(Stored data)

[start]

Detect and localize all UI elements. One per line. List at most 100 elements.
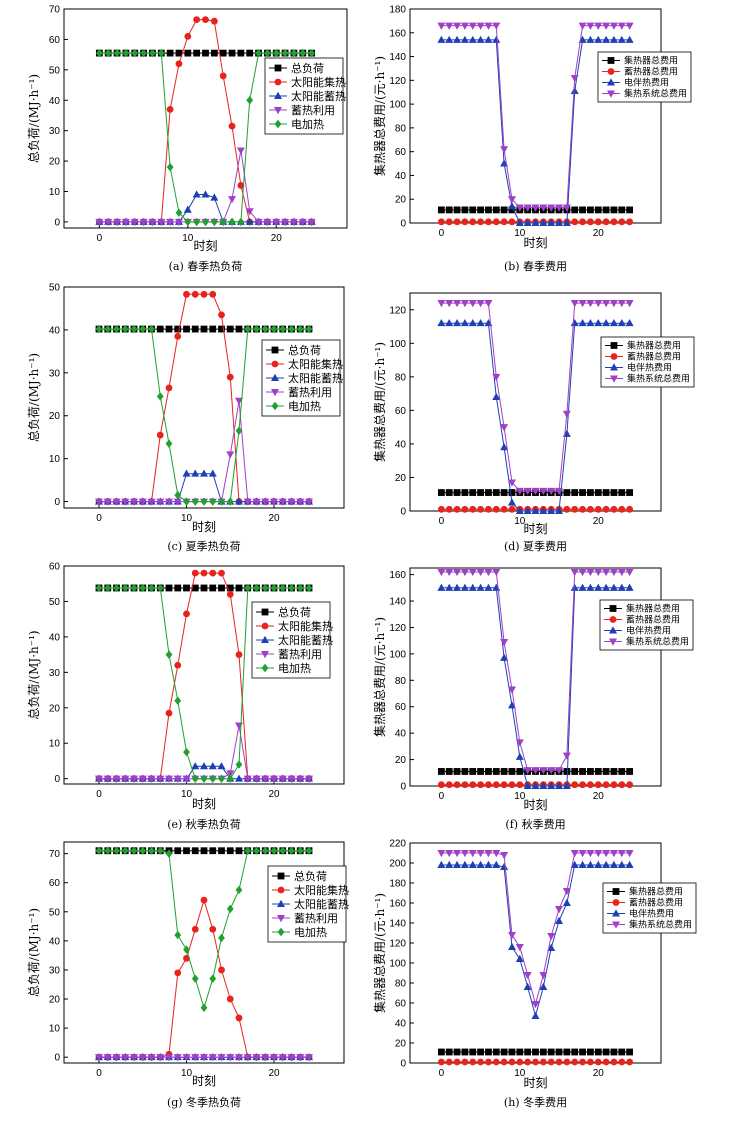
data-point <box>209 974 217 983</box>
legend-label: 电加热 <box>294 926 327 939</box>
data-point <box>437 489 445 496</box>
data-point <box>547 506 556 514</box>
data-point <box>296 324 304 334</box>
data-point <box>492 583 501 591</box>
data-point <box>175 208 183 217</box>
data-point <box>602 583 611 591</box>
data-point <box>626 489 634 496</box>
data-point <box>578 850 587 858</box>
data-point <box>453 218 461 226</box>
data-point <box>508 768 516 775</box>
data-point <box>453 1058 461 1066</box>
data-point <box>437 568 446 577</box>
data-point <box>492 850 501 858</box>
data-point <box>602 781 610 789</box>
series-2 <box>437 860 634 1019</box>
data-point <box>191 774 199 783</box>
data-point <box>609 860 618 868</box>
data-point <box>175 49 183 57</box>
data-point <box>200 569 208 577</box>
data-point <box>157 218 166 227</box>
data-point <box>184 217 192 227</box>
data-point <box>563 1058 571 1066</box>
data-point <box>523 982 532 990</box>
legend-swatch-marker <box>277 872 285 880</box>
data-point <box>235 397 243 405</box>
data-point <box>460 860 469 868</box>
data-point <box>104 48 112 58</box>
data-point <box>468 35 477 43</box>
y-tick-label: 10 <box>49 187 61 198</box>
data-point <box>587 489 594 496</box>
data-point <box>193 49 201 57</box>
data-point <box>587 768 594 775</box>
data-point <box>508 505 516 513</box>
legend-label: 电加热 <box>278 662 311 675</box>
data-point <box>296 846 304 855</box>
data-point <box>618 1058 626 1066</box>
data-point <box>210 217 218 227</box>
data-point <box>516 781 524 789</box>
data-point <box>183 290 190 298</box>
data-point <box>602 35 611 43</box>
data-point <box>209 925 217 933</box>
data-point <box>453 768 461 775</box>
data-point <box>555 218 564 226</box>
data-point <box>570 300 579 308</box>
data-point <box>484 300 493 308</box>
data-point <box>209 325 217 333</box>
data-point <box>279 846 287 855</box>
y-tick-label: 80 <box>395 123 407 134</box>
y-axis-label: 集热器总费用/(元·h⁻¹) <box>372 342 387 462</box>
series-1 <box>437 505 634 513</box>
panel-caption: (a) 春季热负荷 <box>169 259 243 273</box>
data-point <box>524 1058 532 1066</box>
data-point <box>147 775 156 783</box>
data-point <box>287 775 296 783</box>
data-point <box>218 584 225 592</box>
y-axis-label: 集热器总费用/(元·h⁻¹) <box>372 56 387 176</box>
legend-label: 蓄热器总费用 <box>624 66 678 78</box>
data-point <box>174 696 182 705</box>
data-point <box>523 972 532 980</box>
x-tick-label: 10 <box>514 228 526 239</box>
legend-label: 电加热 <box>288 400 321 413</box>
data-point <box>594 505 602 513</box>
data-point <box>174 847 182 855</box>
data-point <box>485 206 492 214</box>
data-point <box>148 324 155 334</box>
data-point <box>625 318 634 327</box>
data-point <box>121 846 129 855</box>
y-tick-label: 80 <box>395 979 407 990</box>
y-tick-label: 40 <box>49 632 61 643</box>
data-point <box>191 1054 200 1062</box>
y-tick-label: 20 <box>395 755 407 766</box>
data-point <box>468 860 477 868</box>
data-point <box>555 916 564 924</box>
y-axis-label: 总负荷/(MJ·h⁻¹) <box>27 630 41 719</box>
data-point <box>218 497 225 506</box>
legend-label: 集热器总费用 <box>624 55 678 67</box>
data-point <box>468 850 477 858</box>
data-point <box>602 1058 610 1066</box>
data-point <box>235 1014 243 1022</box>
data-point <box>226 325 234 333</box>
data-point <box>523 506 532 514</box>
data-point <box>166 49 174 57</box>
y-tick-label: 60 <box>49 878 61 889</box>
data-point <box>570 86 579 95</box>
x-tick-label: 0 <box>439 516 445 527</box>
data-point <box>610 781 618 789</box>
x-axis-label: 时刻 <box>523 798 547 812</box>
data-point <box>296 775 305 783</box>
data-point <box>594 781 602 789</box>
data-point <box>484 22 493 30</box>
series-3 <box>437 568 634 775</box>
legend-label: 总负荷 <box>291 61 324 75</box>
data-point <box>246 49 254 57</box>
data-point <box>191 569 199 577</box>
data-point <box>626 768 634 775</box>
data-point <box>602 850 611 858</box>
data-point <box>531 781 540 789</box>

[end]
[start]

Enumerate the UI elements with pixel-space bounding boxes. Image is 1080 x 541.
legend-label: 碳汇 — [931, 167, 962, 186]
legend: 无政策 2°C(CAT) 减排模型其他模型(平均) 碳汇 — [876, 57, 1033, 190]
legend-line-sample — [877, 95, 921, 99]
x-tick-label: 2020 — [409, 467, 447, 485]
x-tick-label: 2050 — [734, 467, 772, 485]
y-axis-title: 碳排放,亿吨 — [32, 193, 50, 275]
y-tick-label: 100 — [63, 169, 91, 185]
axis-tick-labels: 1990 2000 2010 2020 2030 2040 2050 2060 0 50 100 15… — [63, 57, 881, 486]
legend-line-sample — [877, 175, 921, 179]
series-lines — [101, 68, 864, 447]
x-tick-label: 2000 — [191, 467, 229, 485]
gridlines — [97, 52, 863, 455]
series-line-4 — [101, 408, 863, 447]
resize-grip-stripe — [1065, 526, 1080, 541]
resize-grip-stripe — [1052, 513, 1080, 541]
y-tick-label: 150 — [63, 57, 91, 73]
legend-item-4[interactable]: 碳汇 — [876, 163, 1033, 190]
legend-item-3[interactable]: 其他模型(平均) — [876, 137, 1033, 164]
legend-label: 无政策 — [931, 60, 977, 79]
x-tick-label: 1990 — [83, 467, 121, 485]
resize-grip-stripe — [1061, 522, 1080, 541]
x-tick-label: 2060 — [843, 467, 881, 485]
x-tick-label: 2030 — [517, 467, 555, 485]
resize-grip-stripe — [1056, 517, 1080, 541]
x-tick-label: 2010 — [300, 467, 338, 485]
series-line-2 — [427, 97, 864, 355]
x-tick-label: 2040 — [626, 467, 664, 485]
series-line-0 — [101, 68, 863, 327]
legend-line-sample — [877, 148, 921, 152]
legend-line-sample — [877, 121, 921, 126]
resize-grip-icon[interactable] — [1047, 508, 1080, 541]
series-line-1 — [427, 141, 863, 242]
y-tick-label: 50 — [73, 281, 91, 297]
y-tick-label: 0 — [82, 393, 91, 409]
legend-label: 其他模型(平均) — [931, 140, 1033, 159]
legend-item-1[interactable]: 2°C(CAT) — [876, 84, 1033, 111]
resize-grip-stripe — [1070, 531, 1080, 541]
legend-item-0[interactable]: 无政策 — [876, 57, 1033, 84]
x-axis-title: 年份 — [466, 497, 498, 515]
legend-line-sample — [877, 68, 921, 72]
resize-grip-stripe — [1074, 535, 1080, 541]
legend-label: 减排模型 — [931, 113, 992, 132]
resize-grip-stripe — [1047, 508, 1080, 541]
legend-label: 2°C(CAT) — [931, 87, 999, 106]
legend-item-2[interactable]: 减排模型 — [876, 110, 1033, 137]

[end]

● Requirement
Please retype the part of the items above that opens with the line containing "Enumerate the UI" and closes with the line containing "legend-label: 无政策 — [931, 60, 977, 79]".

● Solution
Enumerate the UI elements with pixel-space bounding boxes. Image is 1080 x 541.
legend-label: 碳汇 — [931, 167, 962, 186]
legend: 无政策 2°C(CAT) 减排模型其他模型(平均) 碳汇 — [876, 57, 1033, 190]
legend-line-sample — [877, 95, 921, 99]
x-tick-label: 2020 — [409, 467, 447, 485]
x-tick-label: 2050 — [734, 467, 772, 485]
y-axis-title: 碳排放,亿吨 — [32, 193, 50, 275]
y-tick-label: 100 — [63, 169, 91, 185]
axis-tick-labels: 1990 2000 2010 2020 2030 2040 2050 2060 0 50 100 15… — [63, 57, 881, 486]
legend-line-sample — [877, 175, 921, 179]
series-lines — [101, 68, 864, 447]
x-tick-label: 2000 — [191, 467, 229, 485]
gridlines — [97, 52, 863, 455]
series-line-4 — [101, 408, 863, 447]
resize-grip-stripe — [1065, 526, 1080, 541]
resize-grip-stripe — [1052, 513, 1080, 541]
y-tick-label: 150 — [63, 57, 91, 73]
legend-item-4[interactable]: 碳汇 — [876, 163, 1033, 190]
legend-item-3[interactable]: 其他模型(平均) — [876, 137, 1033, 164]
legend-label: 无政策 — [931, 60, 977, 79]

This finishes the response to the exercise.